* **Work to be completed**:
Print every line of the listing exactly, please.

** Start **

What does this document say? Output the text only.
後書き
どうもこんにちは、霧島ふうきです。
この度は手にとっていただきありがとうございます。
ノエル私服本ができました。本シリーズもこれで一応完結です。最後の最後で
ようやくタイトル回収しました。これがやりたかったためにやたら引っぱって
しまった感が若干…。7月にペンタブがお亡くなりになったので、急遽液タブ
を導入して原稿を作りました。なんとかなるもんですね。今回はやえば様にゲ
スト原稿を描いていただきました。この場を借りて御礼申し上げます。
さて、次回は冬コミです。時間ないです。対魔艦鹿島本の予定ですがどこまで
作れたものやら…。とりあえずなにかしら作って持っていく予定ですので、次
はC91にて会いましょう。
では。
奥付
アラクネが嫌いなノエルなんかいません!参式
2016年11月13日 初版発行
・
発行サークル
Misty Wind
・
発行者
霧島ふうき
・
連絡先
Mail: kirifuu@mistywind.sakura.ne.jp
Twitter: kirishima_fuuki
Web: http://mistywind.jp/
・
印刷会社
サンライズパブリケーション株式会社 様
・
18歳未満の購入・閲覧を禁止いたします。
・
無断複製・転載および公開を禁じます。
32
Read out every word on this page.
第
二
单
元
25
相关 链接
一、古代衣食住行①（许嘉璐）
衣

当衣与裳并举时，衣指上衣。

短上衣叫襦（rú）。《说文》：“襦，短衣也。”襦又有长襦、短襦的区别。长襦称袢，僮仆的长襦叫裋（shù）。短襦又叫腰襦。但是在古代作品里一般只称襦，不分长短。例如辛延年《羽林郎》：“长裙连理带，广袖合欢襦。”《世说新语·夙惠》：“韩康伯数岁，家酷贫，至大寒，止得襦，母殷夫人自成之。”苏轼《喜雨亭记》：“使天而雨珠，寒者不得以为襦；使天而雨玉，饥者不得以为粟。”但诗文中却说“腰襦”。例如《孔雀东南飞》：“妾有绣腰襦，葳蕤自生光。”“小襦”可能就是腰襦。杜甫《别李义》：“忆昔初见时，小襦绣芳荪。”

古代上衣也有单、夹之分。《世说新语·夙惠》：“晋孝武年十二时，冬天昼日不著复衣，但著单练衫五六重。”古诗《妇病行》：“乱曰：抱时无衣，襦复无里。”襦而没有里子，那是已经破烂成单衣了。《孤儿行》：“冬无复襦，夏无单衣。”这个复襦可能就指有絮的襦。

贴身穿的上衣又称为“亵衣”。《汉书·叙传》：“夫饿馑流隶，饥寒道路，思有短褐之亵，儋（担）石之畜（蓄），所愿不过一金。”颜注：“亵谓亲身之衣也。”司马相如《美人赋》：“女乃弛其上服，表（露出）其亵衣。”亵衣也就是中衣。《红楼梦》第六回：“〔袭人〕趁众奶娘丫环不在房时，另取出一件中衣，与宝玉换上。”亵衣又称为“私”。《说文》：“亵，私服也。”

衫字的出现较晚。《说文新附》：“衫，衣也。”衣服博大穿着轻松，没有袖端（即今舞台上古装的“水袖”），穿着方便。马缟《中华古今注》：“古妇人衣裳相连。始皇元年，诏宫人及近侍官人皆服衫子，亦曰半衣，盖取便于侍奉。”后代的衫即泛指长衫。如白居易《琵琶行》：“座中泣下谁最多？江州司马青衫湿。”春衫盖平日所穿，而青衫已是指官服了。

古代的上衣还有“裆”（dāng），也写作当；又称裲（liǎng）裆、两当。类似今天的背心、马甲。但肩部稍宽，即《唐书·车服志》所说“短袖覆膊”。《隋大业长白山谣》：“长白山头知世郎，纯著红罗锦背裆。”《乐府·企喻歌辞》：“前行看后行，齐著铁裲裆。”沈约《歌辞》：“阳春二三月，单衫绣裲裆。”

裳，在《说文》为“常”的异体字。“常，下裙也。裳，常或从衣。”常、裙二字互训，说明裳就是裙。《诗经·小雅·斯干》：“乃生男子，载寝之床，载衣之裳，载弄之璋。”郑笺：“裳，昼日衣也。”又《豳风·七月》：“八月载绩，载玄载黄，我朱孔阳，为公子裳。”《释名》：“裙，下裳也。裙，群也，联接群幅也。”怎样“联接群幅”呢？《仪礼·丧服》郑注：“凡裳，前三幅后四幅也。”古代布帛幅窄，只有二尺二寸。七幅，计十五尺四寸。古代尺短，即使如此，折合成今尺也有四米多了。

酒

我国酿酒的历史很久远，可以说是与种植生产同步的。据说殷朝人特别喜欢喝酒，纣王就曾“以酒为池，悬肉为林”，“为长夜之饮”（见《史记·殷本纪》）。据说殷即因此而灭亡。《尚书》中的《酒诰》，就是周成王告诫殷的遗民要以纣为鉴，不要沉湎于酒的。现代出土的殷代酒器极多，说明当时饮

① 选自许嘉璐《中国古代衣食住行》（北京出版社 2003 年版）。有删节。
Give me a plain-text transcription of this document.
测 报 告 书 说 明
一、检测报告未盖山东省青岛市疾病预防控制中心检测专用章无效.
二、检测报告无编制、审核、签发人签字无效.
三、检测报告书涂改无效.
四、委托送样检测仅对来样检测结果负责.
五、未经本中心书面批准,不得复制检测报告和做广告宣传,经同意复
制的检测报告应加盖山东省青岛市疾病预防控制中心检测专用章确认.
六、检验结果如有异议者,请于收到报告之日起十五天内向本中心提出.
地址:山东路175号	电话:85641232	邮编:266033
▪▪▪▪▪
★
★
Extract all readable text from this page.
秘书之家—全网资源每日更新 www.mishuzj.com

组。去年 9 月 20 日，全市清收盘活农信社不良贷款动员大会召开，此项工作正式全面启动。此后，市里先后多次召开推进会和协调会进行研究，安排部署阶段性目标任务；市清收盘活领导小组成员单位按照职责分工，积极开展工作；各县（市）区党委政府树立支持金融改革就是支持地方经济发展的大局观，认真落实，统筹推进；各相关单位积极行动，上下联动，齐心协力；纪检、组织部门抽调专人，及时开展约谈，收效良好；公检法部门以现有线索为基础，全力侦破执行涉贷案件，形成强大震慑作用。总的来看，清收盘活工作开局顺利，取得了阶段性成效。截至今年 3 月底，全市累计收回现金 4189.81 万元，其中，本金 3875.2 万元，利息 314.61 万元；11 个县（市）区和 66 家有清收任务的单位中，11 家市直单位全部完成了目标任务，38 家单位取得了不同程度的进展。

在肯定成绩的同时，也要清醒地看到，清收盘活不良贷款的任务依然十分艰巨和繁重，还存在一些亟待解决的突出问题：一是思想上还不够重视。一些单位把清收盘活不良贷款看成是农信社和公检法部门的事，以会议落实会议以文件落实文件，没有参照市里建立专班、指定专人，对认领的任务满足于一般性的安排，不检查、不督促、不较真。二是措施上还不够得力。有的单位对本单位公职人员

** End **

* **Full output**:
What does this document say? Output the text only.
後書き
どうもこんにちは、霧島ふうきです。
この度は手にとっていただきありがとうございます。
ノエル私服本ができました。本シリーズもこれで一応完結です。最後の最後で
ようやくタイトル回収しました。これがやりたかったためにやたら引っぱって
しまった感が若干…。7月にペンタブがお亡くなりになったので、急遽液タブ
を導入して原稿を作りました。なんとかなるもんですね。今回はやえば様にゲ
スト原稿を描いていただきました。この場を借りて御礼申し上げます。
さて、次回は冬コミです。時間ないです。対魔艦鹿島本の予定ですがどこまで
作れたものやら…。とりあえずなにかしら作って持っていく予定ですので、次
はC91にて会いましょう。
では。
奥付
アラクネが嫌いなノエルなんかいません!参式
2016年11月13日 初版発行
・
発行サークル
Misty Wind
・
発行者
霧島ふうき
・
連絡先
Mail: kirifuu@mistywind.sakura.ne.jp
Twitter: kirishima_fuuki
Web: http://mistywind.jp/
・
印刷会社
サンライズパブリケーション株式会社 様
・
18歳未満の購入・閲覧を禁止いたします。
・
無断複製・転載および公開を禁じます。
32
Read out every word on this page.
第
二
单
元
25
相关 链接
一、古代衣食住行①（许嘉璐）
衣

当衣与裳并举时，衣指上衣。

短上衣叫襦（rú）。《说文》：“襦，短衣也。”襦又有长襦、短襦的区别。长襦称袢，僮仆的长襦叫裋（shù）。短襦又叫腰襦。但是在古代作品里一般只称襦，不分长短。例如辛延年《羽林郎》：“长裙连理带，广袖合欢襦。”《世说新语·夙惠》：“韩康伯数岁，家酷贫，至大寒，止得襦，母殷夫人自成之。”苏轼《喜雨亭记》：“使天而雨珠，寒者不得以为襦；使天而雨玉，饥者不得以为粟。”但诗文中却说“腰襦”。例如《孔雀东南飞》：“妾有绣腰襦，葳蕤自生光。”“小襦”可能就是腰襦。杜甫《别李义》：“忆昔初见时，小襦绣芳荪。”

古代上衣也有单、夹之分。《世说新语·夙惠》：“晋孝武年十二时，冬天昼日不著复衣，但著单练衫五六重。”古诗《妇病行》：“乱曰：抱时无衣，襦复无里。”襦而没有里子，那是已经破烂成单衣了。《孤儿行》：“冬无复襦，夏无单衣。”这个复襦可能就指有絮的襦。

贴身穿的上衣又称为“亵衣”。《汉书·叙传》：“夫饿馑流隶，饥寒道路，思有短褐之亵，儋（担）石之畜（蓄），所愿不过一金。”颜注：“亵谓亲身之衣也。”司马相如《美人赋》：“女乃弛其上服，表（露出）其亵衣。”亵衣也就是中衣。《红楼梦》第六回：“〔袭人〕趁众奶娘丫环不在房时，另取出一件中衣，与宝玉换上。”亵衣又称为“私”。《说文》：“亵，私服也。”

衫字的出现较晚。《说文新附》：“衫，衣也。”衣服博大穿着轻松，没有袖端（即今舞台上古装的“水袖”），穿着方便。马缟《中华古今注》：“古妇人衣裳相连。始皇元年，诏宫人及近侍官人皆服衫子，亦曰半衣，盖取便于侍奉。”后代的衫即泛指长衫。如白居易《琵琶行》：“座中泣下谁最多？江州司马青衫湿。”春衫盖平日所穿，而青衫已是指官服了。

古代的上衣还有“裆”（dāng），也写作当；又称裲（liǎng）裆、两当。类似今天的背心、马甲。但肩部稍宽，即《唐书·车服志》所说“短袖覆膊”。《隋大业长白山谣》：“长白山头知世郎，纯著红罗锦背裆。”《乐府·企喻歌辞》：“前行看后行，齐著铁裲裆。”沈约《歌辞》：“阳春二三月，单衫绣裲裆。”

裳，在《说文》为“常”的异体字。“常，下裙也。裳，常或从衣。”常、裙二字互训，说明裳就是裙。《诗经·小雅·斯干》：“乃生男子，载寝之床，载衣之裳，载弄之璋。”郑笺：“裳，昼日衣也。”又《豳风·七月》：“八月载绩，载玄载黄，我朱孔阳，为公子裳。”《释名》：“裙，下裳也。裙，群也，联接群幅也。”怎样“联接群幅”呢？《仪礼·丧服》郑注：“凡裳，前三幅后四幅也。”古代布帛幅窄，只有二尺二寸。七幅，计十五尺四寸。古代尺短，即使如此，折合成今尺也有四米多了。

酒

我国酿酒的历史很久远，可以说是与种植生产同步的。据说殷朝人特别喜欢喝酒，纣王就曾“以酒为池，悬肉为林”，“为长夜之饮”（见《史记·殷本纪》）。据说殷即因此而灭亡。《尚书》中的《酒诰》，就是周成王告诫殷的遗民要以纣为鉴，不要沉湎于酒的。现代出土的殷代酒器极多，说明当时饮

① 选自许嘉璐《中国古代衣食住行》（北京出版社 2003 年版）。有删节。
Give me a plain-text transcription of this document.
测 报 告 书 说 明
一、检测报告未盖山东省青岛市疾病预防控制中心检测专用章无效.
二、检测报告无编制、审核、签发人签字无效.
三、检测报告书涂改无效.
四、委托送样检测仅对来样检测结果负责.
五、未经本中心书面批准,不得复制检测报告和做广告宣传,经同意复
制的检测报告应加盖山东省青岛市疾病预防控制中心检测专用章确认.
六、检验结果如有异议者,请于收到报告之日起十五天内向本中心提出.
地址:山东路175号	电话:85641232	邮编:266033
▪▪▪▪▪
★
★
Extract all readable text from this page.
秘书之家—全网资源每日更新 www.mishuzj.com

组。去年 9 月 20 日，全市清收盘活农信社不良贷款动员大会召开，此项工作正式全面启动。此后，市里先后多次召开推进会和协调会进行研究，安排部署阶段性目标任务；市清收盘活领导小组成员单位按照职责分工，积极开展工作；各县（市）区党委政府树立支持金融改革就是支持地方经济发展的大局观，认真落实，统筹推进；各相关单位积极行动，上下联动，齐心协力；纪检、组织部门抽调专人，及时开展约谈，收效良好；公检法部门以现有线索为基础，全力侦破执行涉贷案件，形成强大震慑作用。总的来看，清收盘活工作开局顺利，取得了阶段性成效。截至今年 3 月底，全市累计收回现金 4189.81 万元，其中，本金 3875.2 万元，利息 314.61 万元；11 个县（市）区和 66 家有清收任务的单位中，11 家市直单位全部完成了目标任务，38 家单位取得了不同程度的进展。

在肯定成绩的同时，也要清醒地看到，清收盘活不良贷款的任务依然十分艰巨和繁重，还存在一些亟待解决的突出问题：一是思想上还不够重视。一些单位把清收盘活不良贷款看成是农信社和公检法部门的事，以会议落实会议以文件落实文件，没有参照市里建立专班、指定专人，对认领的任务满足于一般性的安排，不检查、不督促、不较真。二是措施上还不够得力。有的单位对本单位公职人员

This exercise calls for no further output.